▸ **Problem statement**
Write out the listing exactly as it is given.

▸ **Data supplied**

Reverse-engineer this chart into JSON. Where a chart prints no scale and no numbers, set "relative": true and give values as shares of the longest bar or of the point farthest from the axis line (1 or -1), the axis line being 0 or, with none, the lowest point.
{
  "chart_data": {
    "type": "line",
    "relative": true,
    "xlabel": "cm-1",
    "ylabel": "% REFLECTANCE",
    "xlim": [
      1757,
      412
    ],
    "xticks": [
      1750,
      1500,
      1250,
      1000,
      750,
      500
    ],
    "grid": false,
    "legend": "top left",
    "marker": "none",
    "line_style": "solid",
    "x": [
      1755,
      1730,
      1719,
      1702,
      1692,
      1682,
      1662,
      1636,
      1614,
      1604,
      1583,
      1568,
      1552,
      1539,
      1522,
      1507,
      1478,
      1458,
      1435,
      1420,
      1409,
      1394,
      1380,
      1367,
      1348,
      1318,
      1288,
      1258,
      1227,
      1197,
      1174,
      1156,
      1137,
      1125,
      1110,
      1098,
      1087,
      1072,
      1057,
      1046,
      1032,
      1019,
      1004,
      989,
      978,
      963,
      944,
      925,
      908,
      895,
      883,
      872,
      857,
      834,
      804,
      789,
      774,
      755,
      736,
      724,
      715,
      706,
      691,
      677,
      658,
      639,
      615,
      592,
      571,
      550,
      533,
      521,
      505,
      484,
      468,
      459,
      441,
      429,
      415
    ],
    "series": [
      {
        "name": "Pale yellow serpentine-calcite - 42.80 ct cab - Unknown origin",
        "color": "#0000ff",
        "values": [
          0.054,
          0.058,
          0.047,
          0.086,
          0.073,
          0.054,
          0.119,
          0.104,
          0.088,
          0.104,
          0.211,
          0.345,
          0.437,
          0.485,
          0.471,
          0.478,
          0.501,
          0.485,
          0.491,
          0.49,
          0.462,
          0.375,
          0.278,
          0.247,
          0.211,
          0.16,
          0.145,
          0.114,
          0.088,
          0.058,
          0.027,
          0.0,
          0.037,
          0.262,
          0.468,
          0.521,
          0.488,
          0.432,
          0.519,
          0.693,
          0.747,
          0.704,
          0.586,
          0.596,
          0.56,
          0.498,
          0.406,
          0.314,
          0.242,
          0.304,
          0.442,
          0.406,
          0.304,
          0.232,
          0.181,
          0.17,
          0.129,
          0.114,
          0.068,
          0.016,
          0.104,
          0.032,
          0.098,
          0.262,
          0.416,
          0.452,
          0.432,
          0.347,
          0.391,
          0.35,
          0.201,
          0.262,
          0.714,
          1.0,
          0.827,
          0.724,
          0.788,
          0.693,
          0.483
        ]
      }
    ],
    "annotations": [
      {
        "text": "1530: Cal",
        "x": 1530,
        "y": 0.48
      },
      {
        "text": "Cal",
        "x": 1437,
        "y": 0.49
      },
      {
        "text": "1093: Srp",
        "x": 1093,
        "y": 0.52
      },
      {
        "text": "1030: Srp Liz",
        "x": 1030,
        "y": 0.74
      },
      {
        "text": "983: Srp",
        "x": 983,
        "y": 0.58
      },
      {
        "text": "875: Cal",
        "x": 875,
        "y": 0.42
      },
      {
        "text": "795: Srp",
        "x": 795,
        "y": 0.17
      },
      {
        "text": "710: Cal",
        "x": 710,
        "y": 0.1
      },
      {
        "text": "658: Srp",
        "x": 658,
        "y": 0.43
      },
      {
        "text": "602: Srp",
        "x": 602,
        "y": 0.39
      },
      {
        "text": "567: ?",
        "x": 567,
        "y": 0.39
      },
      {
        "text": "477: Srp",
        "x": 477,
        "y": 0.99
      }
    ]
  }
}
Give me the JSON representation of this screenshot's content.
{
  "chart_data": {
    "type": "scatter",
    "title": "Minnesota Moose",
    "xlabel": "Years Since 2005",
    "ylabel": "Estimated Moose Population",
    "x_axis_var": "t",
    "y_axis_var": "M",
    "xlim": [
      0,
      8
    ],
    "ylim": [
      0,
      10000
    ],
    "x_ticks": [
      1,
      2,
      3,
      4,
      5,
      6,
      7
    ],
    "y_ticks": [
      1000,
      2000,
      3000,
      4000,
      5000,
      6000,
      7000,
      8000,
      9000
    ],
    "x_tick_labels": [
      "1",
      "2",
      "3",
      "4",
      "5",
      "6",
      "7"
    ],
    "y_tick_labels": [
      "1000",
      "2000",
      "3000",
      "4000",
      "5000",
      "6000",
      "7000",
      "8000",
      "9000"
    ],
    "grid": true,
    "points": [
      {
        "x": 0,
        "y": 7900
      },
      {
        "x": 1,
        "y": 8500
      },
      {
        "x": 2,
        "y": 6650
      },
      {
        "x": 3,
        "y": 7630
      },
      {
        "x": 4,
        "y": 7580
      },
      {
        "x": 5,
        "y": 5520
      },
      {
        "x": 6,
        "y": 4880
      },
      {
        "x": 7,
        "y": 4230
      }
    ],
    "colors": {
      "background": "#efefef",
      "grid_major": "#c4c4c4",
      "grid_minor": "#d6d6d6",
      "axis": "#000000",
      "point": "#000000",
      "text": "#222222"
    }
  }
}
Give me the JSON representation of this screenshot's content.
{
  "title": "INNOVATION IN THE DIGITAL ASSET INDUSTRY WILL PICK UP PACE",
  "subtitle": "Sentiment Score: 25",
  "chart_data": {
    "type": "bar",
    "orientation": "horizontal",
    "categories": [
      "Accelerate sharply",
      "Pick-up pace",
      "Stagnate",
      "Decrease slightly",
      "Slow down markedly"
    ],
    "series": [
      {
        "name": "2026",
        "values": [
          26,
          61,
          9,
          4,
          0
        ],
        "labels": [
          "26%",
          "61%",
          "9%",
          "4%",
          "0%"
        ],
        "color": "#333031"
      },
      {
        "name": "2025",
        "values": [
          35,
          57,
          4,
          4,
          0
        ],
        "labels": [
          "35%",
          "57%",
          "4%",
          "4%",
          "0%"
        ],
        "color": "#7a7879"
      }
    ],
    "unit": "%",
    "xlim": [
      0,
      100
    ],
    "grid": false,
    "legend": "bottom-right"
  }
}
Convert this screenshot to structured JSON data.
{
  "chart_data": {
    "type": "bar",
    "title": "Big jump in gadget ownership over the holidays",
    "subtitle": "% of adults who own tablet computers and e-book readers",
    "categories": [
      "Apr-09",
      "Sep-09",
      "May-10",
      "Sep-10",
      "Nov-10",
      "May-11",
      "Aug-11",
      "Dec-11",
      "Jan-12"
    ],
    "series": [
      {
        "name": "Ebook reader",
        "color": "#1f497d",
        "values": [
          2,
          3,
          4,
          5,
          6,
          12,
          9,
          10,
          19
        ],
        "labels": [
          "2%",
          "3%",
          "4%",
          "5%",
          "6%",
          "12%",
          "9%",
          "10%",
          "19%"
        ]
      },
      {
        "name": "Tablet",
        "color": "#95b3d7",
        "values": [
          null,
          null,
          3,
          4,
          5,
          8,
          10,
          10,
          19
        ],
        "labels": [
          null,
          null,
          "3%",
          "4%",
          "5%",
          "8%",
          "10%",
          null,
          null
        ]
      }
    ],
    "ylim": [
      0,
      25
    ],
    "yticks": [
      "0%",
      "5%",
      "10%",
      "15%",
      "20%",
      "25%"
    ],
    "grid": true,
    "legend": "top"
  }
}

▸ **Output below**
Reverse-engineer this chart into JSON. Where a chart prints no scale and no numbers, set "relative": true and give values as shares of the longest bar or of the point farthest from the axis line (1 or -1), the axis line being 0 or, with none, the lowest point.
{
  "chart_data": {
    "type": "line",
    "relative": true,
    "xlabel": "cm-1",
    "ylabel": "% REFLECTANCE",
    "xlim": [
      1757,
      412
    ],
    "xticks": [
      1750,
      1500,
      1250,
      1000,
      750,
      500
    ],
    "grid": false,
    "legend": "top left",
    "marker": "none",
    "line_style": "solid",
    "x": [
      1755,
      1730,
      1719,
      1702,
      1692,
      1682,
      1662,
      1636,
      1614,
      1604,
      1583,
      1568,
      1552,
      1539,
      1522,
      1507,
      1478,
      1458,
      1435,
      1420,
      1409,
      1394,
      1380,
      1367,
      1348,
      1318,
      1288,
      1258,
      1227,
      1197,
      1174,
      1156,
      1137,
      1125,
      1110,
      1098,
      1087,
      1072,
      1057,
      1046,
      1032,
      1019,
      1004,
      989,
      978,
      963,
      944,
      925,
      908,
      895,
      883,
      872,
      857,
      834,
      804,
      789,
      774,
      755,
      736,
      724,
      715,
      706,
      691,
      677,
      658,
      639,
      615,
      592,
      571,
      550,
      533,
      521,
      505,
      484,
      468,
      459,
      441,
      429,
      415
    ],
    "series": [
      {
        "name": "Pale yellow serpentine-calcite - 42.80 ct cab - Unknown origin",
        "color": "#0000ff",
        "values": [
          0.054,
          0.058,
          0.047,
          0.086,
          0.073,
          0.054,
          0.119,
          0.104,
          0.088,
          0.104,
          0.211,
          0.345,
          0.437,
          0.485,
          0.471,
          0.478,
          0.501,
          0.485,
          0.491,
          0.49,
          0.462,
          0.375,
          0.278,
          0.247,
          0.211,
          0.16,
          0.145,
          0.114,
          0.088,
          0.058,
          0.027,
          0.0,
          0.037,
          0.262,
          0.468,
          0.521,
          0.488,
          0.432,
          0.519,
          0.693,
          0.747,
          0.704,
          0.586,
          0.596,
          0.56,
          0.498,
          0.406,
          0.314,
          0.242,
          0.304,
          0.442,
          0.406,
          0.304,
          0.232,
          0.181,
          0.17,
          0.129,
          0.114,
          0.068,
          0.016,
          0.104,
          0.032,
          0.098,
          0.262,
          0.416,
          0.452,
          0.432,
          0.347,
          0.391,
          0.35,
          0.201,
          0.262,
          0.714,
          1.0,
          0.827,
          0.724,
          0.788,
          0.693,
          0.483
        ]
      }
    ],
    "annotations": [
      {
        "text": "1530: Cal",
        "x": 1530,
        "y": 0.48
      },
      {
        "text": "Cal",
        "x": 1437,
        "y": 0.49
      },
      {
        "text": "1093: Srp",
        "x": 1093,
        "y": 0.52
      },
      {
        "text": "1030: Srp Liz",
        "x": 1030,
        "y": 0.74
      },
      {
        "text": "983: Srp",
        "x": 983,
        "y": 0.58
      },
      {
        "text": "875: Cal",
        "x": 875,
        "y": 0.42
      },
      {
        "text": "795: Srp",
        "x": 795,
        "y": 0.17
      },
      {
        "text": "710: Cal",
        "x": 710,
        "y": 0.1
      },
      {
        "text": "658: Srp",
        "x": 658,
        "y": 0.43
      },
      {
        "text": "602: Srp",
        "x": 602,
        "y": 0.39
      },
      {
        "text": "567: ?",
        "x": 567,
        "y": 0.39
      },
      {
        "text": "477: Srp",
        "x": 477,
        "y": 0.99
      }
    ]
  }
}
Give me the JSON representation of this screenshot's content.
{
  "chart_data": {
    "type": "scatter",
    "title": "Minnesota Moose",
    "xlabel": "Years Since 2005",
    "ylabel": "Estimated Moose Population",
    "x_axis_var": "t",
    "y_axis_var": "M",
    "xlim": [
      0,
      8
    ],
    "ylim": [
      0,
      10000
    ],
    "x_ticks": [
      1,
      2,
      3,
      4,
      5,
      6,
      7
    ],
    "y_ticks": [
      1000,
      2000,
      3000,
      4000,
      5000,
      6000,
      7000,
      8000,
      9000
    ],
    "x_tick_labels": [
      "1",
      "2",
      "3",
      "4",
      "5",
      "6",
      "7"
    ],
    "y_tick_labels": [
      "1000",
      "2000",
      "3000",
      "4000",
      "5000",
      "6000",
      "7000",
      "8000",
      "9000"
    ],
    "grid": true,
    "points": [
      {
        "x": 0,
        "y": 7900
      },
      {
        "x": 1,
        "y": 8500
      },
      {
        "x": 2,
        "y": 6650
      },
      {
        "x": 3,
        "y": 7630
      },
      {
        "x": 4,
        "y": 7580
      },
      {
        "x": 5,
        "y": 5520
      },
      {
        "x": 6,
        "y": 4880
      },
      {
        "x": 7,
        "y": 4230
      }
    ],
    "colors": {
      "background": "#efefef",
      "grid_major": "#c4c4c4",
      "grid_minor": "#d6d6d6",
      "axis": "#000000",
      "point": "#000000",
      "text": "#222222"
    }
  }
}
Give me the JSON representation of this screenshot's content.
{
  "title": "INNOVATION IN THE DIGITAL ASSET INDUSTRY WILL PICK UP PACE",
  "subtitle": "Sentiment Score: 25",
  "chart_data": {
    "type": "bar",
    "orientation": "horizontal",
    "categories": [
      "Accelerate sharply",
      "Pick-up pace",
      "Stagnate",
      "Decrease slightly",
      "Slow down markedly"
    ],
    "series": [
      {
        "name": "2026",
        "values": [
          26,
          61,
          9,
          4,
          0
        ],
        "labels": [
          "26%",
          "61%",
          "9%",
          "4%",
          "0%"
        ],
        "color": "#333031"
      },
      {
        "name": "2025",
        "values": [
          35,
          57,
          4,
          4,
          0
        ],
        "labels": [
          "35%",
          "57%",
          "4%",
          "4%",
          "0%"
        ],
        "color": "#7a7879"
      }
    ],
    "unit": "%",
    "xlim": [
      0,
      100
    ],
    "grid": false,
    "legend": "bottom-right"
  }
}
Convert this screenshot to structured JSON data.
{
  "chart_data": {
    "type": "bar",
    "title": "Big jump in gadget ownership over the holidays",
    "subtitle": "% of adults who own tablet computers and e-book readers",
    "categories": [
      "Apr-09",
      "Sep-09",
      "May-10",
      "Sep-10",
      "Nov-10",
      "May-11",
      "Aug-11",
      "Dec-11",
      "Jan-12"
    ],
    "series": [
      {
        "name": "Ebook reader",
        "color": "#1f497d",
        "values": [
          2,
          3,
          4,
          5,
          6,
          12,
          9,
          10,
          19
        ],
        "labels": [
          "2%",
          "3%",
          "4%",
          "5%",
          "6%",
          "12%",
          "9%",
          "10%",
          "19%"
        ]
      },
      {
        "name": "Tablet",
        "color": "#95b3d7",
        "values": [
          null,
          null,
          3,
          4,
          5,
          8,
          10,
          10,
          19
        ],
        "labels": [
          null,
          null,
          "3%",
          "4%",
          "5%",
          "8%",
          "10%",
          null,
          null
        ]
      }
    ],
    "ylim": [
      0,
      25
    ],
    "yticks": [
      "0%",
      "5%",
      "10%",
      "15%",
      "20%",
      "25%"
    ],
    "grid": true,
    "legend": "top"
  }
}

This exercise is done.